- **EXERCISE TASK**: Please retype the lines in the records below word for word, beginning with the line containing "range-gate-cell [136, 181, 139, 184]" and continuing through the line containing "range-gate-cell [172, 265, 175, 269]".

Recorded data:
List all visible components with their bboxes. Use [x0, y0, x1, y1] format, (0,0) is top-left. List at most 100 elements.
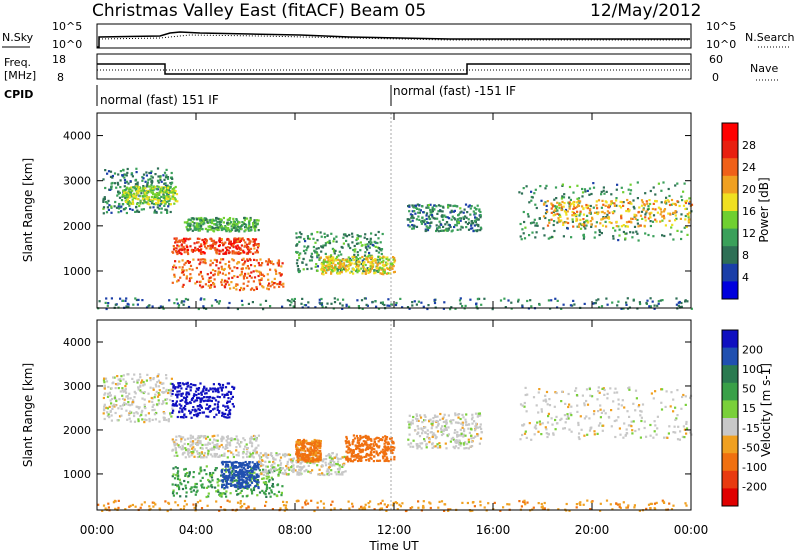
range-gate-cell [136, 181, 139, 184]
range-gate-cell [229, 391, 233, 394]
range-gate-cell [542, 203, 546, 206]
range-gate-cell [353, 250, 356, 253]
range-gate-cell [257, 465, 260, 468]
range-gate-cell [269, 495, 272, 498]
range-gate-cell [453, 217, 456, 220]
range-gate-cell [207, 389, 210, 392]
range-gate-cell [213, 403, 216, 406]
range-gate-cell [611, 301, 614, 304]
range-gate-cell [292, 305, 295, 308]
range-gate-cell [309, 446, 312, 449]
range-gate-cell [179, 239, 182, 242]
range-gate-cell [172, 265, 175, 269]
range-gate-cell [211, 268, 215, 272]
range-gate-cell [234, 227, 237, 230]
range-gate-cell [244, 473, 247, 476]
range-gate-cell [447, 203, 450, 207]
range-gate-cell [325, 260, 328, 264]
range-gate-cell [156, 395, 160, 398]
range-gate-cell [251, 454, 254, 457]
range-gate-cell [209, 271, 213, 274]
range-gate-cell [232, 484, 235, 487]
range-gate-cell [211, 441, 214, 444]
range-gate-cell [197, 440, 200, 443]
range-gate-cell [221, 492, 224, 495]
range-gate-cell [366, 267, 369, 270]
range-gate-cell [199, 270, 202, 274]
range-gate-cell [235, 218, 238, 221]
range-gate-cell [303, 447, 306, 451]
range-gate-cell [375, 443, 378, 446]
range-gate-cell [248, 221, 251, 224]
range-gate-cell [312, 458, 315, 461]
range-gate-cell [450, 210, 453, 213]
range-gate-cell [254, 243, 258, 246]
range-gate-cell [213, 397, 216, 400]
range-gate-cell [585, 219, 588, 222]
range-gate-cell [207, 279, 210, 282]
range-gate-cell [217, 479, 221, 482]
range-gate-cell [654, 208, 657, 211]
range-gate-cell [184, 261, 187, 264]
range-gate-cell [145, 418, 148, 422]
range-gate-cell [198, 411, 201, 415]
range-gate-cell [338, 260, 341, 263]
range-gate-cell [265, 482, 268, 485]
range-gate-cell [128, 187, 131, 190]
range-gate-cell [629, 183, 632, 186]
range-gate-cell [332, 250, 336, 253]
range-gate-cell [229, 476, 232, 479]
range-gate-cell [173, 202, 176, 205]
range-gate-cell [169, 203, 172, 206]
range-gate-cell [194, 390, 198, 393]
range-gate-cell [216, 478, 219, 481]
range-gate-cell [127, 192, 130, 195]
range-gate-cell [134, 392, 137, 395]
range-gate-cell [220, 474, 223, 477]
range-gate-cell [593, 211, 597, 214]
range-gate-cell [335, 267, 338, 270]
range-gate-cell [193, 448, 196, 451]
range-gate-cell [150, 198, 153, 201]
range-gate-cell [655, 200, 658, 203]
range-gate-cell [133, 414, 136, 418]
range-gate-cell [133, 420, 137, 423]
range-gate-cell [179, 435, 182, 438]
range-gate-cell [197, 408, 200, 411]
range-gate-cell [301, 444, 304, 447]
range-gate-cell [350, 460, 353, 463]
range-gate-cell [210, 453, 213, 456]
range-gate-cell [687, 214, 690, 217]
range-gate-cell [201, 219, 204, 222]
range-gate-cell [562, 196, 566, 199]
range-gate-cell [193, 225, 196, 228]
range-gate-cell [236, 283, 239, 286]
range-gate-cell [185, 226, 188, 229]
range-gate-cell [123, 398, 126, 401]
range-gate-cell [617, 225, 620, 228]
range-gate-cell [577, 204, 581, 207]
range-gate-cell [104, 377, 108, 380]
range-gate-cell [575, 219, 578, 222]
range-gate-cell [386, 304, 389, 307]
range-gate-cell [208, 473, 212, 476]
range-gate-cell [620, 225, 623, 228]
range-gate-cell [667, 200, 670, 203]
range-gate-cell [576, 210, 579, 213]
range-gate-cell [564, 208, 568, 212]
range-gate-cell [171, 177, 174, 180]
range-gate-cell [303, 470, 306, 473]
range-gate-cell [282, 453, 285, 456]
range-gate-cell [550, 211, 553, 214]
range-gate-cell [455, 224, 458, 227]
range-gate-cell [256, 483, 259, 487]
range-gate-cell [185, 398, 188, 401]
range-gate-cell [374, 261, 377, 264]
range-gate-cell [235, 288, 238, 291]
range-gate-cell [298, 465, 302, 469]
range-gate-cell [211, 408, 215, 411]
range-gate-cell [297, 457, 300, 460]
range-gate-cell [229, 267, 232, 270]
range-gate-cell [157, 201, 160, 205]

- **THE COMPLETED TASK**:
range-gate-cell [136, 181, 139, 184]
range-gate-cell [229, 391, 233, 394]
range-gate-cell [542, 203, 546, 206]
range-gate-cell [353, 250, 356, 253]
range-gate-cell [257, 465, 260, 468]
range-gate-cell [269, 495, 272, 498]
range-gate-cell [453, 217, 456, 220]
range-gate-cell [207, 389, 210, 392]
range-gate-cell [213, 403, 216, 406]
range-gate-cell [611, 301, 614, 304]
range-gate-cell [292, 305, 295, 308]
range-gate-cell [309, 446, 312, 449]
range-gate-cell [179, 239, 182, 242]
range-gate-cell [172, 265, 175, 269]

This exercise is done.